> _Supplied data_:
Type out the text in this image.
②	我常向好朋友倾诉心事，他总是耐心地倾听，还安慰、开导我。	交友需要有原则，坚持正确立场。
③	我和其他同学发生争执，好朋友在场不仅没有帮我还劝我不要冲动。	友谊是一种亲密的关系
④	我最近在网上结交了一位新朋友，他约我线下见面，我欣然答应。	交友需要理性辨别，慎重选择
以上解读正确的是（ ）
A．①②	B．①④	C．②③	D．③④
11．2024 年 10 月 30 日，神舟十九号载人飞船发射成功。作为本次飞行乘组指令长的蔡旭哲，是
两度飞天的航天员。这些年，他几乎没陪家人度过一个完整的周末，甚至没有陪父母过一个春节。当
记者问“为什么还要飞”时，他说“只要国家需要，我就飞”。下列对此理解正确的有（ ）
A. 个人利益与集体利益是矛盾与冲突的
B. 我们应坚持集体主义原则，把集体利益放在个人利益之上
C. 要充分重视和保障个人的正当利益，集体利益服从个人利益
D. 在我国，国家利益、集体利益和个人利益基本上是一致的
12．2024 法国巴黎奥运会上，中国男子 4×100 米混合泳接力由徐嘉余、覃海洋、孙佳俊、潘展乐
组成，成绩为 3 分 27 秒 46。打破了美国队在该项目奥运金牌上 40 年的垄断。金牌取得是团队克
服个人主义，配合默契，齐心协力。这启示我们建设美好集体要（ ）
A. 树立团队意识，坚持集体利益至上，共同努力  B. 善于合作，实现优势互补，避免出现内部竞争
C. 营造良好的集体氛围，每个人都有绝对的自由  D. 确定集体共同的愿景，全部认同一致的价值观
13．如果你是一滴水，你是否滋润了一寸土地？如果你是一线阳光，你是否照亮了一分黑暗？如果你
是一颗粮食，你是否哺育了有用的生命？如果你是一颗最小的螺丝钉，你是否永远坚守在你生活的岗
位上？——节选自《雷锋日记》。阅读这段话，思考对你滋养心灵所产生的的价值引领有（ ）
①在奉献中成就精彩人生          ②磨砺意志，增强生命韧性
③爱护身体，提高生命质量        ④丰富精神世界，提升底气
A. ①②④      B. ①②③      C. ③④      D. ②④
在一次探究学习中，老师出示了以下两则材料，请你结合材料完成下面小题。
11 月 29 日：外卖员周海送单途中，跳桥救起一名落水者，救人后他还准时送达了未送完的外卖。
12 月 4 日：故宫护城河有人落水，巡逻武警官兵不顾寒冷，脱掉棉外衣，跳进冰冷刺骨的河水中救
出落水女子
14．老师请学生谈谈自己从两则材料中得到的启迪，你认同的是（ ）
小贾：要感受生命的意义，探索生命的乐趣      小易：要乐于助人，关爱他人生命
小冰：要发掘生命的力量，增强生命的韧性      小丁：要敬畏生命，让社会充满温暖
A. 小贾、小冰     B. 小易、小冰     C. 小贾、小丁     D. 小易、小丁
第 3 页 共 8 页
==
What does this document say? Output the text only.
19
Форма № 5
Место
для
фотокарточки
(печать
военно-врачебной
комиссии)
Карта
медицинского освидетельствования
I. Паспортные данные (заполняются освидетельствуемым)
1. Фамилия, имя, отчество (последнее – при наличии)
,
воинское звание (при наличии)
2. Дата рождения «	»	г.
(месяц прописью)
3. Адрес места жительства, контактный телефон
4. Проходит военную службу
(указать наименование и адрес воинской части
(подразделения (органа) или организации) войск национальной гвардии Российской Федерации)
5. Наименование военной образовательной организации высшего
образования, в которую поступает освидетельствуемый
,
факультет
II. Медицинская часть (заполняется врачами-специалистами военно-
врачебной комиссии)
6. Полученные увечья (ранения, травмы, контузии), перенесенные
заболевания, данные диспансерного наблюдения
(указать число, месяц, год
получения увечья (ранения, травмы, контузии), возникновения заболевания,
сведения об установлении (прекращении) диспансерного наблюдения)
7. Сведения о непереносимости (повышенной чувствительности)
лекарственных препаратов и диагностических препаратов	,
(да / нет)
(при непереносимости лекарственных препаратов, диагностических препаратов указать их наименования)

> _Your task_:
Find the word "контузии" in the material, then list each line that holds it.

> _Correct response_:
6. Полученные увечья (ранения, травмы, контузии), перенесенные
получения увечья (ранения, травмы, контузии), возникновения заболевания,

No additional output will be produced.